■ RECORDED DATA:
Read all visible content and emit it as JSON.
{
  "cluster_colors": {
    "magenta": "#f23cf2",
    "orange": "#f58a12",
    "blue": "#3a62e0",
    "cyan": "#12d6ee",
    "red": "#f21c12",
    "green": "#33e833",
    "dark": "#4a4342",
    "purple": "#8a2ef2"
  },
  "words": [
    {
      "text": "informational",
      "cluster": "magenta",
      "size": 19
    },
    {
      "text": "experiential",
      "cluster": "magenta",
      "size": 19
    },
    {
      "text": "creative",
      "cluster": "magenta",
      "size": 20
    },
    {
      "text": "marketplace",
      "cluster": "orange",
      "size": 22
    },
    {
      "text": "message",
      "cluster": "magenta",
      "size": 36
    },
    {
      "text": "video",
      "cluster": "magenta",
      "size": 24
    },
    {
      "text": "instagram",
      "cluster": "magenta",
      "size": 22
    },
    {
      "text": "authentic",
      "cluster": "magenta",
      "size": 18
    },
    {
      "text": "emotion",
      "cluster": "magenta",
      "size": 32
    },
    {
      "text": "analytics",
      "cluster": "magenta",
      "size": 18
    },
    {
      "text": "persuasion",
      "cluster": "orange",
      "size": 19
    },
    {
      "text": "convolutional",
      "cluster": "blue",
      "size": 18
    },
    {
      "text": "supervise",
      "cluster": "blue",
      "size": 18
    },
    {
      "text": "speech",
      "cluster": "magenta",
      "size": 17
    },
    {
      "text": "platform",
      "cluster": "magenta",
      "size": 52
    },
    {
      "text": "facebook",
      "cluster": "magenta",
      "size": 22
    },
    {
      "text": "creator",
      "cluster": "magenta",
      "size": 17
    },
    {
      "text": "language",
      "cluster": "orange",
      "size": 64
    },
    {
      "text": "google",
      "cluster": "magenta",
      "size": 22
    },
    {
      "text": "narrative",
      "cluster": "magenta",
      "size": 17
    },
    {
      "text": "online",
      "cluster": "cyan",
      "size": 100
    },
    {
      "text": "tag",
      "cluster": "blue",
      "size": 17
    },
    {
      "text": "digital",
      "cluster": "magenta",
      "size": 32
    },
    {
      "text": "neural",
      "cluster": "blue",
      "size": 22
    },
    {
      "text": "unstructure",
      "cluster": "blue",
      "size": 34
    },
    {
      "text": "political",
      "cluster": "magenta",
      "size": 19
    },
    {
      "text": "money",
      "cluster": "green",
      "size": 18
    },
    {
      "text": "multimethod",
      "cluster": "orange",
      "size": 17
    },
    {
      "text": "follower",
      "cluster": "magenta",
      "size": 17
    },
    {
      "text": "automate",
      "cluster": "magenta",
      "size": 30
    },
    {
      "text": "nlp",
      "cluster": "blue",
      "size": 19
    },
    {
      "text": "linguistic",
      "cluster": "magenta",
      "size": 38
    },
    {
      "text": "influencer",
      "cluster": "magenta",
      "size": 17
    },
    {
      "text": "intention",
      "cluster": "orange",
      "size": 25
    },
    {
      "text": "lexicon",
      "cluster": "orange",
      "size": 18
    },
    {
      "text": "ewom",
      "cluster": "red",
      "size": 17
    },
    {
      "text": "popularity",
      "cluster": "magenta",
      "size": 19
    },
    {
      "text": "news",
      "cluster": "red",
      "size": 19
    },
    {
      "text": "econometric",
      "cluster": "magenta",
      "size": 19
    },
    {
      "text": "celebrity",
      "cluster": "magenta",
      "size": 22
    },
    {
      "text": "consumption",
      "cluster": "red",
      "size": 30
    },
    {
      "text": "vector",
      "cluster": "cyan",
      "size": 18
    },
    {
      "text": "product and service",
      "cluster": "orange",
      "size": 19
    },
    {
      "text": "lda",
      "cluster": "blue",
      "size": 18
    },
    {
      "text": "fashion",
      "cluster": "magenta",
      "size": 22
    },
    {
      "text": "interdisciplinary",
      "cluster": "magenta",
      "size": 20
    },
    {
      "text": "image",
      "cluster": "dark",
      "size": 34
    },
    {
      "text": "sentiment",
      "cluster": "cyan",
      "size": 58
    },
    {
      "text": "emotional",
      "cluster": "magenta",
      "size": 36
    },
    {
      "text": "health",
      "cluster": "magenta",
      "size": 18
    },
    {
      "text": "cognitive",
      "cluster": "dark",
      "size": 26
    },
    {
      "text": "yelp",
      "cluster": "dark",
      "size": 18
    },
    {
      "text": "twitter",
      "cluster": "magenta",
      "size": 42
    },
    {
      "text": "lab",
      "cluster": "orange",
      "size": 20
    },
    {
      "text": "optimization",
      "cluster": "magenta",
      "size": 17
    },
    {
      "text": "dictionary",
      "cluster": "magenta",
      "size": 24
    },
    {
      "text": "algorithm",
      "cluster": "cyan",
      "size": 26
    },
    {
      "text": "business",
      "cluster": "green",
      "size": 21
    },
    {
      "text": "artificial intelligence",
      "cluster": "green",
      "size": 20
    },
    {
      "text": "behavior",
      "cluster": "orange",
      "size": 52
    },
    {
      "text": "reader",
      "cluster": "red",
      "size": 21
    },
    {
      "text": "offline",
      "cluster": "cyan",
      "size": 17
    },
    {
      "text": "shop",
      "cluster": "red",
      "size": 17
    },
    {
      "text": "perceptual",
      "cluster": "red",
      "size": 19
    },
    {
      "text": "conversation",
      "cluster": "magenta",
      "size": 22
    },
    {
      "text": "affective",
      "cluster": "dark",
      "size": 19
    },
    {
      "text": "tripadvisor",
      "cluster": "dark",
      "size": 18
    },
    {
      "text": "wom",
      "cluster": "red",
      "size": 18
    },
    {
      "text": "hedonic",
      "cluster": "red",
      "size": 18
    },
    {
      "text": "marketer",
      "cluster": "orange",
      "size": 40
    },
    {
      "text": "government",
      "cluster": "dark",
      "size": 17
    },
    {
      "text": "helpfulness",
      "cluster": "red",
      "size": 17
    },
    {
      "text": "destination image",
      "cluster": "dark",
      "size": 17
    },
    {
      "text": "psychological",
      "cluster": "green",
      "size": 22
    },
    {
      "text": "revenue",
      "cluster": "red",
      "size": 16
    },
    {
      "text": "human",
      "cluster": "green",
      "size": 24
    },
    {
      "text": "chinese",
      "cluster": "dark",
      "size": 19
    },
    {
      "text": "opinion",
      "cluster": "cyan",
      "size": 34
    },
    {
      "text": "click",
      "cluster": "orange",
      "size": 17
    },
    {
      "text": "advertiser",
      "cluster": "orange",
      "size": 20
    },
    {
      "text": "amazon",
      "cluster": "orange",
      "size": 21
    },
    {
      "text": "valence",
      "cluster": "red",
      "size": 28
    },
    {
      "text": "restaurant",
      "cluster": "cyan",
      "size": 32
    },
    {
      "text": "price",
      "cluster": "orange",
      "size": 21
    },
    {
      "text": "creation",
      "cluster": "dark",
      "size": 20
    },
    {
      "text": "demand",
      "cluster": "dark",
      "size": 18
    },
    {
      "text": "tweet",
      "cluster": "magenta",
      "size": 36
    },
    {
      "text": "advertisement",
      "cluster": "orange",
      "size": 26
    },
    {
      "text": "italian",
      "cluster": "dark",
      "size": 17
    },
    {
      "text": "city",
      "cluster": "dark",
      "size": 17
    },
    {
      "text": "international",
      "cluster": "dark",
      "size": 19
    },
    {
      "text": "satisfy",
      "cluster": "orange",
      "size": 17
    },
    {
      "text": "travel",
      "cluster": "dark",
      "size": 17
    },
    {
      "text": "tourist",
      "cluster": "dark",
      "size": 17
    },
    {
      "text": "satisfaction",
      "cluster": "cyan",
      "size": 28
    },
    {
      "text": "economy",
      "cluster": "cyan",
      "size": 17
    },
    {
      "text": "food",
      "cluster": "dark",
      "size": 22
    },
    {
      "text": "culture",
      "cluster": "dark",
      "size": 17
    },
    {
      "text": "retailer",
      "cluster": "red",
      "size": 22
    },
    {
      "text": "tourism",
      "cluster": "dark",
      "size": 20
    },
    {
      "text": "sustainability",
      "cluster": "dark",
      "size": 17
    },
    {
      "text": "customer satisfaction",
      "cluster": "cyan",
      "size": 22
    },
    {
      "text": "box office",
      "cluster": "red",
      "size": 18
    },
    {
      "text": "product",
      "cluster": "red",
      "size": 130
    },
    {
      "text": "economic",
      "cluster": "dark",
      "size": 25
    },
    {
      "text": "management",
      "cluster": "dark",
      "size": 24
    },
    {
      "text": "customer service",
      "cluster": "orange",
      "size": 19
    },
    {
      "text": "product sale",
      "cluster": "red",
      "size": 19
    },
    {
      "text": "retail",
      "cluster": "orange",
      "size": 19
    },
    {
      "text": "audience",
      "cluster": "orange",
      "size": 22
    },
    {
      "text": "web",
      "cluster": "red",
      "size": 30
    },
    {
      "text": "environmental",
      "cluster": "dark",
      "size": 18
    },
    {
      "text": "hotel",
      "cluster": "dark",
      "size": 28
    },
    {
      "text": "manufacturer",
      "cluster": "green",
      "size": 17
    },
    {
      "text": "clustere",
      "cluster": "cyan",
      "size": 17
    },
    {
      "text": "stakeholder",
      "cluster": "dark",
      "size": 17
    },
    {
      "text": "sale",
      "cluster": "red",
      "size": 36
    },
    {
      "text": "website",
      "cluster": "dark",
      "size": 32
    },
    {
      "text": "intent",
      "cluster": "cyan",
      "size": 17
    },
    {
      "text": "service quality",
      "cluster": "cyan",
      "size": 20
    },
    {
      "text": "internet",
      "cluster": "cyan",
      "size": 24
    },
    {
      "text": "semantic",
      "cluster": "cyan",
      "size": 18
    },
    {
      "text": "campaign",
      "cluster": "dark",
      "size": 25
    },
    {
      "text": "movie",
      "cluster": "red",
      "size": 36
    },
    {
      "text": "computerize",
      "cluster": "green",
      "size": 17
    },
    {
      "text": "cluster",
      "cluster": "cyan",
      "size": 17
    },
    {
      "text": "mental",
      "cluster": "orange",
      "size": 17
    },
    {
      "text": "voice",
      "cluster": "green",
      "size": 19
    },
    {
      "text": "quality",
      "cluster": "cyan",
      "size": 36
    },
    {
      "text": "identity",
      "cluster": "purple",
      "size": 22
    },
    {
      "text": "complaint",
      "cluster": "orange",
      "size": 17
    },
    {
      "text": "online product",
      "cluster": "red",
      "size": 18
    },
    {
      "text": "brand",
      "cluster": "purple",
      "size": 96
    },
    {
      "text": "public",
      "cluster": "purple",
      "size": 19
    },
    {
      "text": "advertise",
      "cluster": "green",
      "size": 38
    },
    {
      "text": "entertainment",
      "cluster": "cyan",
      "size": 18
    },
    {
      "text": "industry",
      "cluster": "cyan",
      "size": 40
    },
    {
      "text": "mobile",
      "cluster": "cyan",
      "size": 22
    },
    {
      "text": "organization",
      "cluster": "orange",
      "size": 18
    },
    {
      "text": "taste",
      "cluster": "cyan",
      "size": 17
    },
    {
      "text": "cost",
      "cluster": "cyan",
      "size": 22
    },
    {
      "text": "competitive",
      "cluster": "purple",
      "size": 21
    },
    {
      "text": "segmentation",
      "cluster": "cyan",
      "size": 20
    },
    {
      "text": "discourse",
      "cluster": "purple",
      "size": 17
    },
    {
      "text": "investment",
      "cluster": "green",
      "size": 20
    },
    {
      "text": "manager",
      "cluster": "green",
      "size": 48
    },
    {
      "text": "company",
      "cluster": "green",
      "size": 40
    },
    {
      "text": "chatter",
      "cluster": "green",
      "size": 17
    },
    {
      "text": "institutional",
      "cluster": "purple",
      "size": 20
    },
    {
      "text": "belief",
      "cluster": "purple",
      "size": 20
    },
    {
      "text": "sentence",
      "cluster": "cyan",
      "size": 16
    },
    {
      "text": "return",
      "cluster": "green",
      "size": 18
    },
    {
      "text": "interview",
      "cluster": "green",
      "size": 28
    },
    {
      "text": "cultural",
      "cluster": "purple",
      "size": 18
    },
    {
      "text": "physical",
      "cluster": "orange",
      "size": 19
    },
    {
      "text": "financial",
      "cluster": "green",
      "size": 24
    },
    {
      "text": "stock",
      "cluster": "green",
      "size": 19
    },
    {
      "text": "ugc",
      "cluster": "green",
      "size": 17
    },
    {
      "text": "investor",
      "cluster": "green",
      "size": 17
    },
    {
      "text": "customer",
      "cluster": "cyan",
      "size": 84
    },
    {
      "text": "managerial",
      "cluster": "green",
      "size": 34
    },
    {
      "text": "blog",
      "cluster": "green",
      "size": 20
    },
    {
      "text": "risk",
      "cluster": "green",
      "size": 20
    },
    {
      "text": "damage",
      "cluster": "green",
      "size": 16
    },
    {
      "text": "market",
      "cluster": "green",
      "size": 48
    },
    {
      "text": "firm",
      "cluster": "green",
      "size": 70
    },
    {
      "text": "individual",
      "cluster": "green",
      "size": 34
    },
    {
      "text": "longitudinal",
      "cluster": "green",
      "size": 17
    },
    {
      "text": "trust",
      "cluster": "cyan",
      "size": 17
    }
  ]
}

■ WHAT YOU WILL DO:
How many of the lines in the listing above hold the word "satisfaction"? Report only that figure.

■ RIGHT ANSWER:
2